Copy all lines below containing "국토교통부".

## Rows
───
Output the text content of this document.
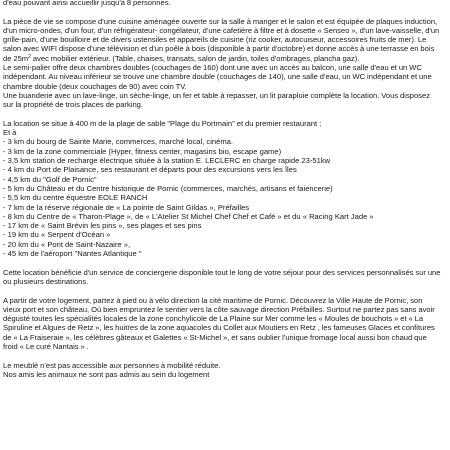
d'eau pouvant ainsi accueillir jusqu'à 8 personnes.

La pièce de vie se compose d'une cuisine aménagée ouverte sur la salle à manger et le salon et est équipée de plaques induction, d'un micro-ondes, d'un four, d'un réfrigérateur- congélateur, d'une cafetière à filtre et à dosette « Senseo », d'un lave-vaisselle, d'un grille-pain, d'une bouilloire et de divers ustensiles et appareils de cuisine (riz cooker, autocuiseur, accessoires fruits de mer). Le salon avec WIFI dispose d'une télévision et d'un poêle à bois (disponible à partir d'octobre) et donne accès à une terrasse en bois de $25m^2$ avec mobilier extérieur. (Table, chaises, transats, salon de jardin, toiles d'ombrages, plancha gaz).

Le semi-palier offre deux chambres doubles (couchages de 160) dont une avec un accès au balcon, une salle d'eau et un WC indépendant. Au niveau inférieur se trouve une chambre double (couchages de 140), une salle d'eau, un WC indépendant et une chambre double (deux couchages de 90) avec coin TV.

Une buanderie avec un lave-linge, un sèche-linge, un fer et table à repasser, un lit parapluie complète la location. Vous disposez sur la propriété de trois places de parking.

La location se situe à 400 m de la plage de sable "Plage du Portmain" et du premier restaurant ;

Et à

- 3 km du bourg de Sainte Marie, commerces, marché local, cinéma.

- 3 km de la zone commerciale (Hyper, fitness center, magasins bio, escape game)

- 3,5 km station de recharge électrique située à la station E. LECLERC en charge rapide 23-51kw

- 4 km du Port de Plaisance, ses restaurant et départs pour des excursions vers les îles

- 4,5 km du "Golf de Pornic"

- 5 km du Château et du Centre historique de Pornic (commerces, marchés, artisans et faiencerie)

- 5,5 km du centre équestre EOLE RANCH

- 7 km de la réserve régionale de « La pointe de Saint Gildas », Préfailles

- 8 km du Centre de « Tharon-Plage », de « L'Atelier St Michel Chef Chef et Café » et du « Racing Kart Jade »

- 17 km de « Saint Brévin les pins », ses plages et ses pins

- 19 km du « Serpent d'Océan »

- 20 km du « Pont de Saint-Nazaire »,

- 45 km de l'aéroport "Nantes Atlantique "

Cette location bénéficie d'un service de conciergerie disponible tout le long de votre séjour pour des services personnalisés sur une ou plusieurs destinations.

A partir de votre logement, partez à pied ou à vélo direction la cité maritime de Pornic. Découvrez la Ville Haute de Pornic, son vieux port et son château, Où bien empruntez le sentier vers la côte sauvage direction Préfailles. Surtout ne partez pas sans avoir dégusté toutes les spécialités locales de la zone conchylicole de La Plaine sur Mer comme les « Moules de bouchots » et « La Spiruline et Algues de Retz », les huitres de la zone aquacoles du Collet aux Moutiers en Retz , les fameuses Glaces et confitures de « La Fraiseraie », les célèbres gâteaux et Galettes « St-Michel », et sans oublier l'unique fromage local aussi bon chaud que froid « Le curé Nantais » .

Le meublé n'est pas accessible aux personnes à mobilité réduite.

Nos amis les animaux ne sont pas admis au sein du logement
───
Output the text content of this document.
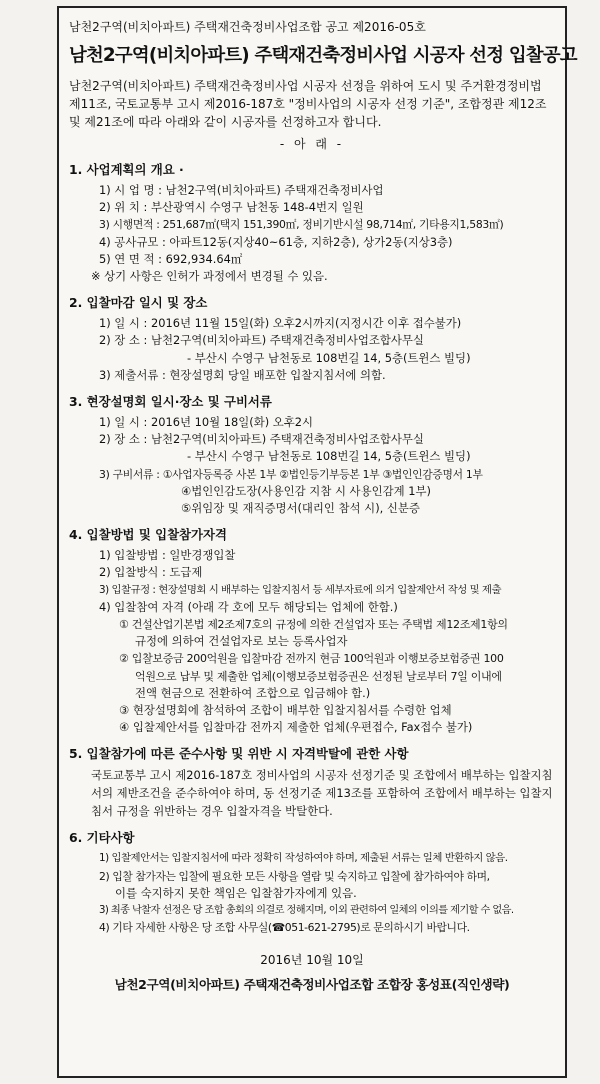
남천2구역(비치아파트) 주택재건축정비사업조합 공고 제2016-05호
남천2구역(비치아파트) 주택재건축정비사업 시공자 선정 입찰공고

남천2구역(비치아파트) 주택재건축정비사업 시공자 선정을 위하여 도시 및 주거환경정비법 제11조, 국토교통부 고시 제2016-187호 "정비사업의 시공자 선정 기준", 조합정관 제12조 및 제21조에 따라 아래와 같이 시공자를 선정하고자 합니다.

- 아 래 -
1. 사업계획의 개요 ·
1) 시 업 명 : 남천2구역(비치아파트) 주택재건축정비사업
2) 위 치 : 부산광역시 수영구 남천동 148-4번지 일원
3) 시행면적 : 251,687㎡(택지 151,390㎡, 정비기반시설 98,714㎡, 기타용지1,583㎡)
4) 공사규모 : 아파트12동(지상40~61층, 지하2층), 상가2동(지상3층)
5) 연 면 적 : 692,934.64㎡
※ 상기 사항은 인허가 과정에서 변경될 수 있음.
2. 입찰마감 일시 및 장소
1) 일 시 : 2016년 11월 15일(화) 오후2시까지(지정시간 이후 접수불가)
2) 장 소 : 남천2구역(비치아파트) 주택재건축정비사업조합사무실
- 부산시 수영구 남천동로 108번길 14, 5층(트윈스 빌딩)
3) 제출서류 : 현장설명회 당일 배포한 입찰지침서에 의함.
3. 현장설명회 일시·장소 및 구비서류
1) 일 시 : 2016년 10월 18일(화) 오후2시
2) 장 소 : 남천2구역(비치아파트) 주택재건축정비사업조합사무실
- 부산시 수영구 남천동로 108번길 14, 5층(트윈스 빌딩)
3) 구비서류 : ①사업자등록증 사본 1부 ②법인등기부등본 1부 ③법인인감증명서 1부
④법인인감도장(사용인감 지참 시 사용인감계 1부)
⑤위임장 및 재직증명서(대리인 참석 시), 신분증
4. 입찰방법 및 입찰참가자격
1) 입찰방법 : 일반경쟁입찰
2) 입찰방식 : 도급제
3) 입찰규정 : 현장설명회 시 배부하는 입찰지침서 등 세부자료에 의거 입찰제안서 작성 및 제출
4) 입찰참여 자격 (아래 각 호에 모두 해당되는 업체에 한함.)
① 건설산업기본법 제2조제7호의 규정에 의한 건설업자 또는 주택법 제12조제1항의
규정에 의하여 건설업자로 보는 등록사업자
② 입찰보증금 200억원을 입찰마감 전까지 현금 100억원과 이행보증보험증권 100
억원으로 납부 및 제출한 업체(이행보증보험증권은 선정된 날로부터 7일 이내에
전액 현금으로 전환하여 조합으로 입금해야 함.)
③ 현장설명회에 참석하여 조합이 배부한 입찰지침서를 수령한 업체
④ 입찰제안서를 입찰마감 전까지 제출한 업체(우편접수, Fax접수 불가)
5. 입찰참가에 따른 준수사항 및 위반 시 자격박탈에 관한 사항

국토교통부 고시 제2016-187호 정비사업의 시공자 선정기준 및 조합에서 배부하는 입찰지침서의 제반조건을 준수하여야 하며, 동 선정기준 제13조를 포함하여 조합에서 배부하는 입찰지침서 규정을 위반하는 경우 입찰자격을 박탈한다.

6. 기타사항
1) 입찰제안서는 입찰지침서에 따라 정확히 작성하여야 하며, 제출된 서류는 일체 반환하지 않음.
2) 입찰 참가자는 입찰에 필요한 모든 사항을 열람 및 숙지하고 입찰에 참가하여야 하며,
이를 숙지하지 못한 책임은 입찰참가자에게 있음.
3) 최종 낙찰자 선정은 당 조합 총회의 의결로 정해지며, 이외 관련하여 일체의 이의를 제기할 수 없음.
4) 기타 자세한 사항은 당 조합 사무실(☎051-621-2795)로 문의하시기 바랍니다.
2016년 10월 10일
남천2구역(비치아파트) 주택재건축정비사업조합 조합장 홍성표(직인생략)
───
## Solution to this task
남천2구역(비치아파트) 주택재건축정비사업 시공자 선정을 위하여 도시 및 주거환경정비법 제11조, 국토교통부 고시 제2016-187호 "정비사업의 시공자 선정 기준", 조합정관 제12조 및 제21조에 따라 아래와 같이 시공자를 선정하고자 합니다.
국토교통부 고시 제2016-187호 정비사업의 시공자 선정기준 및 조합에서 배부하는 입찰지침서의 제반조건을 준수하여야 하며, 동 선정기준 제13조를 포함하여 조합에서 배부하는 입찰지침서 규정을 위반하는 경우 입찰자격을 박탈한다.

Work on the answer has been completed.